= Problem requirements =
What follows is a set of entries. Give them again exactly, without the pictures.

= Supplied material =
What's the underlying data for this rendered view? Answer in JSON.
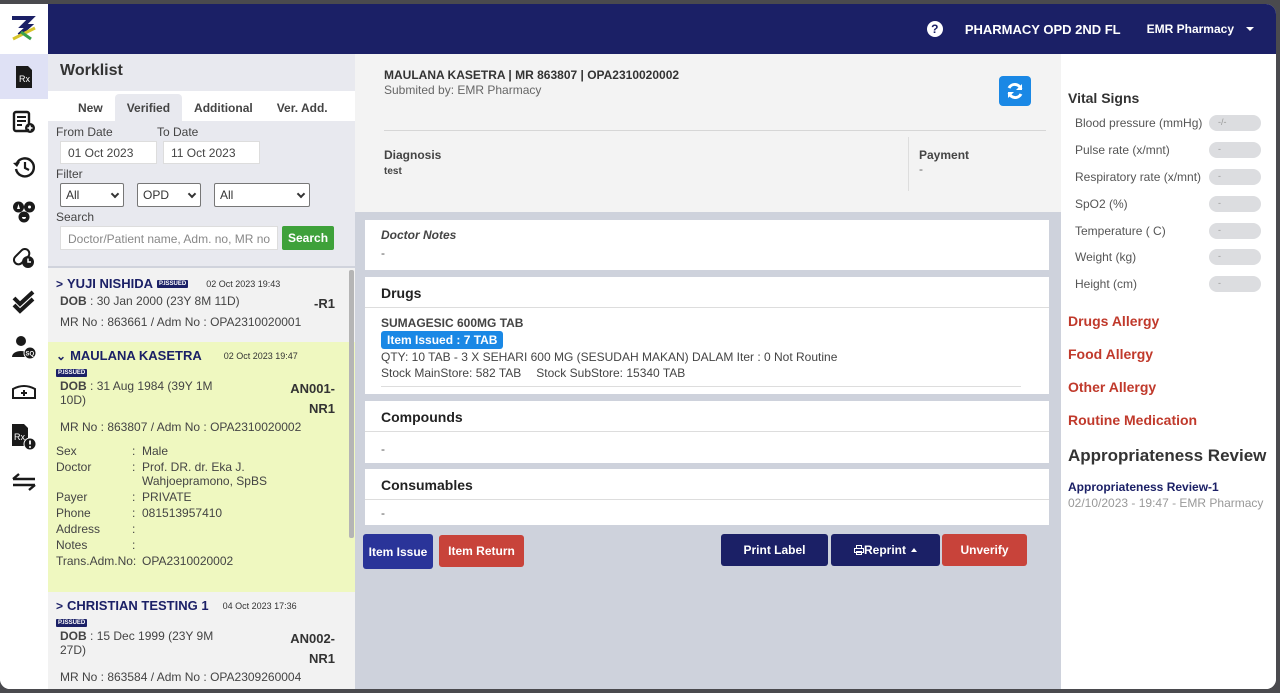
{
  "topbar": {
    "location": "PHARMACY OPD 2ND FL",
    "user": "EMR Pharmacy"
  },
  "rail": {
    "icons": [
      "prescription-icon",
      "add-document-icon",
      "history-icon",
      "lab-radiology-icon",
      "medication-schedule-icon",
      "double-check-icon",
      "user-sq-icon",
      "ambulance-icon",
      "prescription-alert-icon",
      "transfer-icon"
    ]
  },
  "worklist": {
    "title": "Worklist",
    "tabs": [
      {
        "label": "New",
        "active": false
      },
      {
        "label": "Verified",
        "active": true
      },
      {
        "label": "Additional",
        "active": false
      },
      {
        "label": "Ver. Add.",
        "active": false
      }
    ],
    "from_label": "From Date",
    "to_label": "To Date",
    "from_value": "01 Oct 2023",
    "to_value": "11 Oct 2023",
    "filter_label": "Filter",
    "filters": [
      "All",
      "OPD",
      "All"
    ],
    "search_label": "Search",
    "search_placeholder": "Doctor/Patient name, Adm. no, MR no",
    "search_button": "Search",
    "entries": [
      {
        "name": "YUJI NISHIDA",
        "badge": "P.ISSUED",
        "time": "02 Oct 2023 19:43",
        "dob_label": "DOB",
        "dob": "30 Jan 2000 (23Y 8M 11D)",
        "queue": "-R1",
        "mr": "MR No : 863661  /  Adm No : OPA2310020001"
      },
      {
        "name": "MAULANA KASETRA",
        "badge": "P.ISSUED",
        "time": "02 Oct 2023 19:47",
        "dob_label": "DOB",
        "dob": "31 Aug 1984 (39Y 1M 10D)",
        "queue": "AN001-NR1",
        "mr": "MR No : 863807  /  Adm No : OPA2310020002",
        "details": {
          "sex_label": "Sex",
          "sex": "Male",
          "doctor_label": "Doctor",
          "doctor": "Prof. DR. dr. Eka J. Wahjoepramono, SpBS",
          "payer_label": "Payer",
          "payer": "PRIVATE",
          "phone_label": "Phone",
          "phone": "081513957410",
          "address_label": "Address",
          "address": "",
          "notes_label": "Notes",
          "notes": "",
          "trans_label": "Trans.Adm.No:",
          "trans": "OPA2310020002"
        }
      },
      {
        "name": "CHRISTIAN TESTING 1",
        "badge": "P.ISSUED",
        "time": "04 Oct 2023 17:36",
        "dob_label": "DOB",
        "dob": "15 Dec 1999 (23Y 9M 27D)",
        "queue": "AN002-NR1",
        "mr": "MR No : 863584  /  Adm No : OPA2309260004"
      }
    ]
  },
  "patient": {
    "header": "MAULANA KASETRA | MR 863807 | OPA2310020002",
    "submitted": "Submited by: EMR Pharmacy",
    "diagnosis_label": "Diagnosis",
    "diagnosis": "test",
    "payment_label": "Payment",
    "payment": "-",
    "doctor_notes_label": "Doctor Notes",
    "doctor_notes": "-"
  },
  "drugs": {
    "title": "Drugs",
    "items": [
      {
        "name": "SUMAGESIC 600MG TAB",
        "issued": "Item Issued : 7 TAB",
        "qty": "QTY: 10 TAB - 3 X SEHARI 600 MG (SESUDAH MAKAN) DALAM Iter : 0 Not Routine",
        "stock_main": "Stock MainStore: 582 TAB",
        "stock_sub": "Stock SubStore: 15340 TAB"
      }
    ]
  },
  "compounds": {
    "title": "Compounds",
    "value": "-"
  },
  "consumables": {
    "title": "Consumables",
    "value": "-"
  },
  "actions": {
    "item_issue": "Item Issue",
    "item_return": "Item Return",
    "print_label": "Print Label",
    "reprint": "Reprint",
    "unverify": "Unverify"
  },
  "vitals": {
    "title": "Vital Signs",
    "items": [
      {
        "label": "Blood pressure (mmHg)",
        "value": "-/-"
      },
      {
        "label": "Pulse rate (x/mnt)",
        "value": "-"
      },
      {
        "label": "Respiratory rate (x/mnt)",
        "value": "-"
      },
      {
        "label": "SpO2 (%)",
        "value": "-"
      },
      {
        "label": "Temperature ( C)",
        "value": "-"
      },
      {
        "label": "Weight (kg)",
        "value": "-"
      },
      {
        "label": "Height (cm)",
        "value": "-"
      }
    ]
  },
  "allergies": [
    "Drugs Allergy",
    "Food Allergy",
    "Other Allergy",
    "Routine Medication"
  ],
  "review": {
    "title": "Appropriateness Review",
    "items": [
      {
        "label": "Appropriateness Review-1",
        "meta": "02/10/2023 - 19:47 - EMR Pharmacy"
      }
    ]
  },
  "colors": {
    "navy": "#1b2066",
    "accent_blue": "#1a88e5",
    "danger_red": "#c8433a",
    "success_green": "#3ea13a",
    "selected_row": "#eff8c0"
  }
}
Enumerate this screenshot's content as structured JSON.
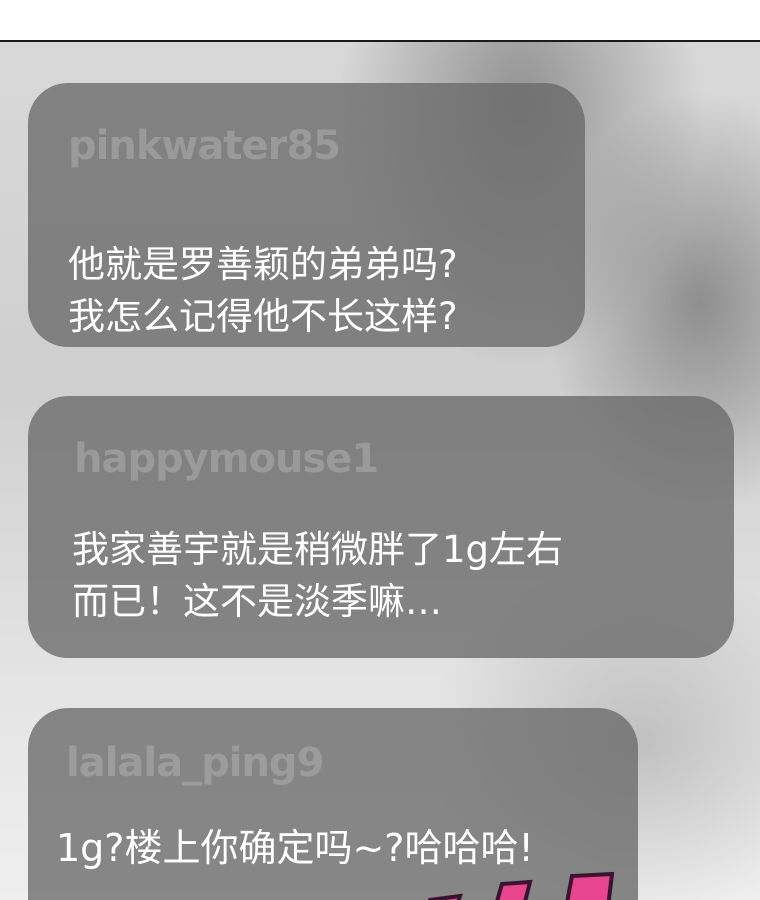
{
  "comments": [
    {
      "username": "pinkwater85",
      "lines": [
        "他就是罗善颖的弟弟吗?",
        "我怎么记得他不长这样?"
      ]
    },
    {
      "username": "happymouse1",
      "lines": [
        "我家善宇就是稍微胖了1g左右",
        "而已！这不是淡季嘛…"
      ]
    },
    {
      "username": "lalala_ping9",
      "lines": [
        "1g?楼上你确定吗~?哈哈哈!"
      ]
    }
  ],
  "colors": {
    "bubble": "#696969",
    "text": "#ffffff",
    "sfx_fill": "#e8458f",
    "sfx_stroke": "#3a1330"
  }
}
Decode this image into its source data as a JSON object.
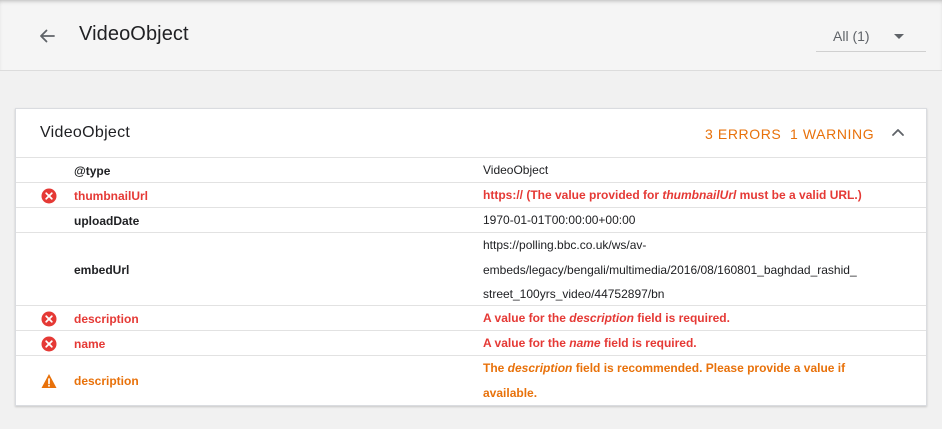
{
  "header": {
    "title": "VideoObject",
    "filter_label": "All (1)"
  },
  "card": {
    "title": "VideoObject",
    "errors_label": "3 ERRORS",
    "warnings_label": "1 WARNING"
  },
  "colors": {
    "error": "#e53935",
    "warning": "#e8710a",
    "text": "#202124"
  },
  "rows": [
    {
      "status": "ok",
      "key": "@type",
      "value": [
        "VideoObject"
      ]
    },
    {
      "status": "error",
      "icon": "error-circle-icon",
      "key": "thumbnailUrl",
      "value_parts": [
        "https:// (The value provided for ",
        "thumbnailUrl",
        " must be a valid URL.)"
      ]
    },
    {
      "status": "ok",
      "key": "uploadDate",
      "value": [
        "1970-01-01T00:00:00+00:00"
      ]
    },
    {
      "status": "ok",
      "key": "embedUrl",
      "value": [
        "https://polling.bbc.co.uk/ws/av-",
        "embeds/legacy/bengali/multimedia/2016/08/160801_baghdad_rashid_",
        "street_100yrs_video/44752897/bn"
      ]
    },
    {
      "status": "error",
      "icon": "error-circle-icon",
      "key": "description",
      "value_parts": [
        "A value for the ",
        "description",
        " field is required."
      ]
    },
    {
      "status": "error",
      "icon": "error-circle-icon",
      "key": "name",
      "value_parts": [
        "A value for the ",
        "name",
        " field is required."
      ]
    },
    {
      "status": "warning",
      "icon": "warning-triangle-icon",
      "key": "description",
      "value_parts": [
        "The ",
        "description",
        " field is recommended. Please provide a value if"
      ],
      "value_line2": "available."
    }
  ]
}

= Task response =
What's the underlying data for this rendered view? Answer in JSON.
{
  "topbar": {
    "location": "PHARMACY OPD 2ND FL",
    "user": "EMR Pharmacy"
  },
  "rail": {
    "icons": [
      "prescription-icon",
      "add-document-icon",
      "history-icon",
      "lab-radiology-icon",
      "medication-schedule-icon",
      "double-check-icon",
      "user-sq-icon",
      "ambulance-icon",
      "prescription-alert-icon",
      "transfer-icon"
    ]
  },
  "worklist": {
    "title": "Worklist",
    "tabs": [
      {
        "label": "New",
        "active": false
      },
      {
        "label": "Verified",
        "active": true
      },
      {
        "label": "Additional",
        "active": false
      },
      {
        "label": "Ver. Add.",
        "active": false
      }
    ],
    "from_label": "From Date",
    "to_label": "To Date",
    "from_value": "01 Oct 2023",
    "to_value": "11 Oct 2023",
    "filter_label": "Filter",
    "filters": [
      "All",
      "OPD",
      "All"
    ],
    "search_label": "Search",
    "search_placeholder": "Doctor/Patient name, Adm. no, MR no",
    "search_button": "Search",
    "entries": [
      {
        "name": "YUJI NISHIDA",
        "badge": "P.ISSUED",
        "time": "02 Oct 2023 19:43",
        "dob_label": "DOB",
        "dob": "30 Jan 2000 (23Y 8M 11D)",
        "queue": "-R1",
        "mr": "MR No : 863661  /  Adm No : OPA2310020001"
      },
      {
        "name": "MAULANA KASETRA",
        "badge": "P.ISSUED",
        "time": "02 Oct 2023 19:47",
        "dob_label": "DOB",
        "dob": "31 Aug 1984 (39Y 1M 10D)",
        "queue": "AN001-NR1",
        "mr": "MR No : 863807  /  Adm No : OPA2310020002",
        "details": {
          "sex_label": "Sex",
          "sex": "Male",
          "doctor_label": "Doctor",
          "doctor": "Prof. DR. dr. Eka J. Wahjoepramono, SpBS",
          "payer_label": "Payer",
          "payer": "PRIVATE",
          "phone_label": "Phone",
          "phone": "081513957410",
          "address_label": "Address",
          "address": "",
          "notes_label": "Notes",
          "notes": "",
          "trans_label": "Trans.Adm.No:",
          "trans": "OPA2310020002"
        }
      },
      {
        "name": "CHRISTIAN TESTING 1",
        "badge": "P.ISSUED",
        "time": "04 Oct 2023 17:36",
        "dob_label": "DOB",
        "dob": "15 Dec 1999 (23Y 9M 27D)",
        "queue": "AN002-NR1",
        "mr": "MR No : 863584  /  Adm No : OPA2309260004"
      }
    ]
  },
  "patient": {
    "header": "MAULANA KASETRA | MR 863807 | OPA2310020002",
    "submitted": "Submited by: EMR Pharmacy",
    "diagnosis_label": "Diagnosis",
    "diagnosis": "test",
    "payment_label": "Payment",
    "payment": "-",
    "doctor_notes_label": "Doctor Notes",
    "doctor_notes": "-"
  },
  "drugs": {
    "title": "Drugs",
    "items": [
      {
        "name": "SUMAGESIC 600MG TAB",
        "issued": "Item Issued : 7 TAB",
        "qty": "QTY: 10 TAB - 3 X SEHARI 600 MG (SESUDAH MAKAN) DALAM Iter : 0 Not Routine",
        "stock_main": "Stock MainStore: 582 TAB",
        "stock_sub": "Stock SubStore: 15340 TAB"
      }
    ]
  },
  "compounds": {
    "title": "Compounds",
    "value": "-"
  },
  "consumables": {
    "title": "Consumables",
    "value": "-"
  },
  "actions": {
    "item_issue": "Item Issue",
    "item_return": "Item Return",
    "print_label": "Print Label",
    "reprint": "Reprint",
    "unverify": "Unverify"
  },
  "vitals": {
    "title": "Vital Signs",
    "items": [
      {
        "label": "Blood pressure (mmHg)",
        "value": "-/-"
      },
      {
        "label": "Pulse rate (x/mnt)",
        "value": "-"
      },
      {
        "label": "Respiratory rate (x/mnt)",
        "value": "-"
      },
      {
        "label": "SpO2 (%)",
        "value": "-"
      },
      {
        "label": "Temperature ( C)",
        "value": "-"
      },
      {
        "label": "Weight (kg)",
        "value": "-"
      },
      {
        "label": "Height (cm)",
        "value": "-"
      }
    ]
  },
  "allergies": [
    "Drugs Allergy",
    "Food Allergy",
    "Other Allergy",
    "Routine Medication"
  ],
  "review": {
    "title": "Appropriateness Review",
    "items": [
      {
        "label": "Appropriateness Review-1",
        "meta": "02/10/2023 - 19:47 - EMR Pharmacy"
      }
    ]
  },
  "colors": {
    "navy": "#1b2066",
    "accent_blue": "#1a88e5",
    "danger_red": "#c8433a",
    "success_green": "#3ea13a",
    "selected_row": "#eff8c0"
  }
}
Enumerate this screenshot's content as structured JSON.
{
  "comments": [
    {
      "username": "pinkwater85",
      "lines": [
        "他就是罗善颖的弟弟吗?",
        "我怎么记得他不长这样?"
      ]
    },
    {
      "username": "happymouse1",
      "lines": [
        "我家善宇就是稍微胖了1g左右",
        "而已！这不是淡季嘛…"
      ]
    },
    {
      "username": "lalala_ping9",
      "lines": [
        "1g?楼上你确定吗~?哈哈哈!"
      ]
    }
  ],
  "colors": {
    "bubble": "#696969",
    "text": "#ffffff",
    "sfx_fill": "#e8458f",
    "sfx_stroke": "#3a1330"
  }
}
Decode this image into its source data as a JSON object.
{
  "header": {
    "title": "VideoObject",
    "filter_label": "All (1)"
  },
  "card": {
    "title": "VideoObject",
    "errors_label": "3 ERRORS",
    "warnings_label": "1 WARNING"
  },
  "colors": {
    "error": "#e53935",
    "warning": "#e8710a",
    "text": "#202124"
  },
  "rows": [
    {
      "status": "ok",
      "key": "@type",
      "value": [
        "VideoObject"
      ]
    },
    {
      "status": "error",
      "icon": "error-circle-icon",
      "key": "thumbnailUrl",
      "value_parts": [
        "https:// (The value provided for ",
        "thumbnailUrl",
        " must be a valid URL.)"
      ]
    },
    {
      "status": "ok",
      "key": "uploadDate",
      "value": [
        "1970-01-01T00:00:00+00:00"
      ]
    },
    {
      "status": "ok",
      "key": "embedUrl",
      "value": [
        "https://polling.bbc.co.uk/ws/av-",
        "embeds/legacy/bengali/multimedia/2016/08/160801_baghdad_rashid_",
        "street_100yrs_video/44752897/bn"
      ]
    },
    {
      "status": "error",
      "icon": "error-circle-icon",
      "key": "description",
      "value_parts": [
        "A value for the ",
        "description",
        " field is required."
      ]
    },
    {
      "status": "error",
      "icon": "error-circle-icon",
      "key": "name",
      "value_parts": [
        "A value for the ",
        "name",
        " field is required."
      ]
    },
    {
      "status": "warning",
      "icon": "warning-triangle-icon",
      "key": "description",
      "value_parts": [
        "The ",
        "description",
        " field is recommended. Please provide a value if"
      ],
      "value_line2": "available."
    }
  ]
}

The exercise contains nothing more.